((

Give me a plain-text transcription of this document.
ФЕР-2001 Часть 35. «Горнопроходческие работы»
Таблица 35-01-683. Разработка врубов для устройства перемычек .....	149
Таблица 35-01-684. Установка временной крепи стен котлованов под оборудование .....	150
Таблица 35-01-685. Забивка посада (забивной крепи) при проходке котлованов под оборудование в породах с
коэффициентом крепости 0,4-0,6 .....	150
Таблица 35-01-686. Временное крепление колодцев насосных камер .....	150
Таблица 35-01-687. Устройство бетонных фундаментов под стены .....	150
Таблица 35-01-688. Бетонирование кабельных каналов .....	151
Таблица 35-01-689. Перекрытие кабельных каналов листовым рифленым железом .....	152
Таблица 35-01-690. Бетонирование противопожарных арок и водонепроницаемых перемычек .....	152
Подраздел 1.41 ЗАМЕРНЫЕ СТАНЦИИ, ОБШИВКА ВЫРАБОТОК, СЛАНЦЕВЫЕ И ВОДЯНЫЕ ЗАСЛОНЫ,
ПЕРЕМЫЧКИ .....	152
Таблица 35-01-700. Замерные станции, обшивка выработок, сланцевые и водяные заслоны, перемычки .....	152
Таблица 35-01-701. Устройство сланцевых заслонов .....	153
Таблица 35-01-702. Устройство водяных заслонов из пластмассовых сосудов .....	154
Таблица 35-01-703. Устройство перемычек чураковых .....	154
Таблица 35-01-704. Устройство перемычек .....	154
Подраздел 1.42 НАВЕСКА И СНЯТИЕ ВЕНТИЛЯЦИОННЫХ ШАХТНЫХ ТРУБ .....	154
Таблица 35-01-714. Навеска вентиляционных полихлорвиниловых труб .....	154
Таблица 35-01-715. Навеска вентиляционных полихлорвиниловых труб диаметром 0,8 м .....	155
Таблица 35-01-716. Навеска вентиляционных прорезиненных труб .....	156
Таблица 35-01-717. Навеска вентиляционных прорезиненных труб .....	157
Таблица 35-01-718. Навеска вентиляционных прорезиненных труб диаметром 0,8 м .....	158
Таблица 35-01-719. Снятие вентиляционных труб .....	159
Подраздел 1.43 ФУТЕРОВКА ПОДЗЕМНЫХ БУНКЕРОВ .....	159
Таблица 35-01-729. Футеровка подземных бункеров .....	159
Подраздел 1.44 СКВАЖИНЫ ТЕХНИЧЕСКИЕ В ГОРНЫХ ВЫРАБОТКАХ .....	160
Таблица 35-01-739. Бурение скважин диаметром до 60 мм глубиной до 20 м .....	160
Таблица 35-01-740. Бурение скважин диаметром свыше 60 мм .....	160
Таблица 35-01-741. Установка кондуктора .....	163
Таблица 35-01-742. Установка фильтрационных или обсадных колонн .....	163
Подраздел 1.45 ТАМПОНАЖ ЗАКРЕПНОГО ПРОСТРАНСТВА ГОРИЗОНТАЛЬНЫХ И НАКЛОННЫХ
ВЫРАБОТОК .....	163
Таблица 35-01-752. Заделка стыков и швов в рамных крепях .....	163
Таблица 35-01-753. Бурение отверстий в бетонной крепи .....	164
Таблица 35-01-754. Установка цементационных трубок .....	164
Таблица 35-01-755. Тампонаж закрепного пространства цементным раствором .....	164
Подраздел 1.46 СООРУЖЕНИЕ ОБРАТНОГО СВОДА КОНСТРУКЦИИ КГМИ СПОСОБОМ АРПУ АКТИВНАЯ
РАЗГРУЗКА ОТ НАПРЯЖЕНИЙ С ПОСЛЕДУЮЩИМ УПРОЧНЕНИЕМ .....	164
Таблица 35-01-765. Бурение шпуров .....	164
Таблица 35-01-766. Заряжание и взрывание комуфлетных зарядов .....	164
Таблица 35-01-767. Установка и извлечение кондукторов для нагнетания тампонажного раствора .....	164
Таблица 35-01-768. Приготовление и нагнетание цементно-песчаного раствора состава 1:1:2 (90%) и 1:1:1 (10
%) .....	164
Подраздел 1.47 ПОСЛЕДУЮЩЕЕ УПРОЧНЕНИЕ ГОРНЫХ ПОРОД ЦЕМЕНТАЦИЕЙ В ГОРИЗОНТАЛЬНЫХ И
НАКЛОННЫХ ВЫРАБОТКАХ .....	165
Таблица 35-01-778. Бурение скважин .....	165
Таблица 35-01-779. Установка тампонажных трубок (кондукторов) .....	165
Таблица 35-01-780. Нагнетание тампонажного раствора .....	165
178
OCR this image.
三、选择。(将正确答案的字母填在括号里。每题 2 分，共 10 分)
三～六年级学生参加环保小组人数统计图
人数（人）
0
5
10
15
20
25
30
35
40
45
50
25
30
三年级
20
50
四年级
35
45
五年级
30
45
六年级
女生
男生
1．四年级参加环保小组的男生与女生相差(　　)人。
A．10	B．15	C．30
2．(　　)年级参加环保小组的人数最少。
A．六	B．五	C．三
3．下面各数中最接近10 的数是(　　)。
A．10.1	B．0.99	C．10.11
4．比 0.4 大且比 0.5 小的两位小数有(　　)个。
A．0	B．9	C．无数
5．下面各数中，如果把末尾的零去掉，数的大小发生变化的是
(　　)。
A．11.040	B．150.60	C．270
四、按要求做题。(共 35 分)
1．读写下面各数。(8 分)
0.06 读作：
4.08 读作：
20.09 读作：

))

#### Instructions for the task
Write the whole listing out again. Keep every line exactly as it is.

#### Task solution
Give me a plain-text transcription of this document.
ФЕР-2001 Часть 35. «Горнопроходческие работы»
Таблица 35-01-683. Разработка врубов для устройства перемычек .....	149
Таблица 35-01-684. Установка временной крепи стен котлованов под оборудование .....	150
Таблица 35-01-685. Забивка посада (забивной крепи) при проходке котлованов под оборудование в породах с
коэффициентом крепости 0,4-0,6 .....	150
Таблица 35-01-686. Временное крепление колодцев насосных камер .....	150
Таблица 35-01-687. Устройство бетонных фундаментов под стены .....	150
Таблица 35-01-688. Бетонирование кабельных каналов .....	151
Таблица 35-01-689. Перекрытие кабельных каналов листовым рифленым железом .....	152
Таблица 35-01-690. Бетонирование противопожарных арок и водонепроницаемых перемычек .....	152
Подраздел 1.41 ЗАМЕРНЫЕ СТАНЦИИ, ОБШИВКА ВЫРАБОТОК, СЛАНЦЕВЫЕ И ВОДЯНЫЕ ЗАСЛОНЫ,
ПЕРЕМЫЧКИ .....	152
Таблица 35-01-700. Замерные станции, обшивка выработок, сланцевые и водяные заслоны, перемычки .....	152
Таблица 35-01-701. Устройство сланцевых заслонов .....	153
Таблица 35-01-702. Устройство водяных заслонов из пластмассовых сосудов .....	154
Таблица 35-01-703. Устройство перемычек чураковых .....	154
Таблица 35-01-704. Устройство перемычек .....	154
Подраздел 1.42 НАВЕСКА И СНЯТИЕ ВЕНТИЛЯЦИОННЫХ ШАХТНЫХ ТРУБ .....	154
Таблица 35-01-714. Навеска вентиляционных полихлорвиниловых труб .....	154
Таблица 35-01-715. Навеска вентиляционных полихлорвиниловых труб диаметром 0,8 м .....	155
Таблица 35-01-716. Навеска вентиляционных прорезиненных труб .....	156
Таблица 35-01-717. Навеска вентиляционных прорезиненных труб .....	157
Таблица 35-01-718. Навеска вентиляционных прорезиненных труб диаметром 0,8 м .....	158
Таблица 35-01-719. Снятие вентиляционных труб .....	159
Подраздел 1.43 ФУТЕРОВКА ПОДЗЕМНЫХ БУНКЕРОВ .....	159
Таблица 35-01-729. Футеровка подземных бункеров .....	159
Подраздел 1.44 СКВАЖИНЫ ТЕХНИЧЕСКИЕ В ГОРНЫХ ВЫРАБОТКАХ .....	160
Таблица 35-01-739. Бурение скважин диаметром до 60 мм глубиной до 20 м .....	160
Таблица 35-01-740. Бурение скважин диаметром свыше 60 мм .....	160
Таблица 35-01-741. Установка кондуктора .....	163
Таблица 35-01-742. Установка фильтрационных или обсадных колонн .....	163
Подраздел 1.45 ТАМПОНАЖ ЗАКРЕПНОГО ПРОСТРАНСТВА ГОРИЗОНТАЛЬНЫХ И НАКЛОННЫХ
ВЫРАБОТОК .....	163
Таблица 35-01-752. Заделка стыков и швов в рамных крепях .....	163
Таблица 35-01-753. Бурение отверстий в бетонной крепи .....	164
Таблица 35-01-754. Установка цементационных трубок .....	164
Таблица 35-01-755. Тампонаж закрепного пространства цементным раствором .....	164
Подраздел 1.46 СООРУЖЕНИЕ ОБРАТНОГО СВОДА КОНСТРУКЦИИ КГМИ СПОСОБОМ АРПУ АКТИВНАЯ
РАЗГРУЗКА ОТ НАПРЯЖЕНИЙ С ПОСЛЕДУЮЩИМ УПРОЧНЕНИЕМ .....	164
Таблица 35-01-765. Бурение шпуров .....	164
Таблица 35-01-766. Заряжание и взрывание комуфлетных зарядов .....	164
Таблица 35-01-767. Установка и извлечение кондукторов для нагнетания тампонажного раствора .....	164
Таблица 35-01-768. Приготовление и нагнетание цементно-песчаного раствора состава 1:1:2 (90%) и 1:1:1 (10
%) .....	164
Подраздел 1.47 ПОСЛЕДУЮЩЕЕ УПРОЧНЕНИЕ ГОРНЫХ ПОРОД ЦЕМЕНТАЦИЕЙ В ГОРИЗОНТАЛЬНЫХ И
НАКЛОННЫХ ВЫРАБОТКАХ .....	165
Таблица 35-01-778. Бурение скважин .....	165
Таблица 35-01-779. Установка тампонажных трубок (кондукторов) .....	165
Таблица 35-01-780. Нагнетание тампонажного раствора .....	165
178
OCR this image.
三、选择。(将正确答案的字母填在括号里。每题 2 分，共 10 分)
三～六年级学生参加环保小组人数统计图
人数（人）
0
5
10
15
20
25
30
35
40
45
50
25
30
三年级
20
50
四年级
35
45
五年级
30
45
六年级
女生
男生
1．四年级参加环保小组的男生与女生相差(　　)人。
A．10	B．15	C．30
2．(　　)年级参加环保小组的人数最少。
A．六	B．五	C．三
3．下面各数中最接近10 的数是(　　)。
A．10.1	B．0.99	C．10.11
4．比 0.4 大且比 0.5 小的两位小数有(　　)个。
A．0	B．9	C．无数
5．下面各数中，如果把末尾的零去掉，数的大小发生变化的是
(　　)。
A．11.040	B．150.60	C．270
四、按要求做题。(共 35 分)
1．读写下面各数。(8 分)
0.06 读作：
4.08 读作：
20.09 读作：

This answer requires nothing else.